**What to do:** Gather every row below that contains the string "rights", and copy each such row in full.

(Data records)
________________________

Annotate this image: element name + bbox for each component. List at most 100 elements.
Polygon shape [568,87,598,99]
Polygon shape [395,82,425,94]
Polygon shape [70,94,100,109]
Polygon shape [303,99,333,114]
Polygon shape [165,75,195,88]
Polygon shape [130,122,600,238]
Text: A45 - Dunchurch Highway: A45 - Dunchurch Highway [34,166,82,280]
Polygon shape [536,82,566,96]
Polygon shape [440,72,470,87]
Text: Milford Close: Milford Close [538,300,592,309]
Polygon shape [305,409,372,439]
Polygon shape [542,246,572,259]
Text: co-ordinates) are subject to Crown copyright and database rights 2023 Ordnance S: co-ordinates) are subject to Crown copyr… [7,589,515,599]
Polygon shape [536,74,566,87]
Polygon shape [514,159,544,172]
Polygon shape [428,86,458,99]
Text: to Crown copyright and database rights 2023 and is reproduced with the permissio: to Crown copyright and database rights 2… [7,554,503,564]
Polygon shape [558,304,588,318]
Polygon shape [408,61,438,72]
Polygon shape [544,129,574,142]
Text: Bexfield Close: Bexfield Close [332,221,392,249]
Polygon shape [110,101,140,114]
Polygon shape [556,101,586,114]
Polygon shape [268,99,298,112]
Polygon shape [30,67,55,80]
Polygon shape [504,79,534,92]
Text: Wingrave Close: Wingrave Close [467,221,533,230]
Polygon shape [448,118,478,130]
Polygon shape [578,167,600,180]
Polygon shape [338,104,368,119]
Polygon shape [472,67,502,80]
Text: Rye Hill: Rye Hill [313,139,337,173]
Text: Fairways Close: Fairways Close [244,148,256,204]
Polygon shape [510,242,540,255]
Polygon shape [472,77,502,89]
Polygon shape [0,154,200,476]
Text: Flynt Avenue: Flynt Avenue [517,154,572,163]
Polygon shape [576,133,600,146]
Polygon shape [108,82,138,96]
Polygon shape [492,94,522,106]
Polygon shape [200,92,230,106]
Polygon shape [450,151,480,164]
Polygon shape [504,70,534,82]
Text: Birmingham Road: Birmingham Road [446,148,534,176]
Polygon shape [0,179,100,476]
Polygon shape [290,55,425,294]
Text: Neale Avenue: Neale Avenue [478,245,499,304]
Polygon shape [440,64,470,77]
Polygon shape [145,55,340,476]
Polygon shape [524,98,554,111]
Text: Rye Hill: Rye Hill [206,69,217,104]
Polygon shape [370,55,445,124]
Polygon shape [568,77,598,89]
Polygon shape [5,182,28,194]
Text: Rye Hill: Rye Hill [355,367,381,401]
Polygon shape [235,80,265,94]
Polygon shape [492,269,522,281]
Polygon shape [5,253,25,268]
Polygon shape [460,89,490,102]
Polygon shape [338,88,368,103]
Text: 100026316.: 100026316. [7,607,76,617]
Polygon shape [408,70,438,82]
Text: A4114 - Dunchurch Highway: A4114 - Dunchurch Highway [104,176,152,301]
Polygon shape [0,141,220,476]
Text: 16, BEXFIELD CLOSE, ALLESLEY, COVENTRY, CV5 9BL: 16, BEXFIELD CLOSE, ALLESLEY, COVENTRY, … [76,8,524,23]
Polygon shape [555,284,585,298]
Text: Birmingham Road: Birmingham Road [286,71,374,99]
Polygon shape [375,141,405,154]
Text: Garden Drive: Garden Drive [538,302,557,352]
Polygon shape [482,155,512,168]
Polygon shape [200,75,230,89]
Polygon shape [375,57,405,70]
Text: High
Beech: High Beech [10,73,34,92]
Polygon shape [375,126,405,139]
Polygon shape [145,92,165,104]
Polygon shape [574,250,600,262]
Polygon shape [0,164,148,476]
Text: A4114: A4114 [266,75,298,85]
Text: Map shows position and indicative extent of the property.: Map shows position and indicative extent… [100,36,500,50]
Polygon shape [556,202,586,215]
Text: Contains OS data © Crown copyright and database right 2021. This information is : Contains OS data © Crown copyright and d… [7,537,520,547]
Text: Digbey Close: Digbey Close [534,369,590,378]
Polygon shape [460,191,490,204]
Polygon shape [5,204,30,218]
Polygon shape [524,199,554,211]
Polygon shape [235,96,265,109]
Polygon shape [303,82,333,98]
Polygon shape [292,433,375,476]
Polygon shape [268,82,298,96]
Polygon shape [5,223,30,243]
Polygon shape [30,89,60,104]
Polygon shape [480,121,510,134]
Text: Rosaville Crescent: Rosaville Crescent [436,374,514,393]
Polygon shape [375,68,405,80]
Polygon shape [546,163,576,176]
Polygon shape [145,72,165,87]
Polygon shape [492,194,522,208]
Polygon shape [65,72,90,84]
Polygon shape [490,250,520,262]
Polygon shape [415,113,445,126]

________________________

**Task output:**
Text: co-ordinates) are subject to Crown copyright and database rights 2023 Ordnance S: co-ordinates) are subject to Crown copyr… [7,589,515,599]
Text: to Crown copyright and database rights 2023 and is reproduced with the permissio: to Crown copyright and database rights 2… [7,554,503,564]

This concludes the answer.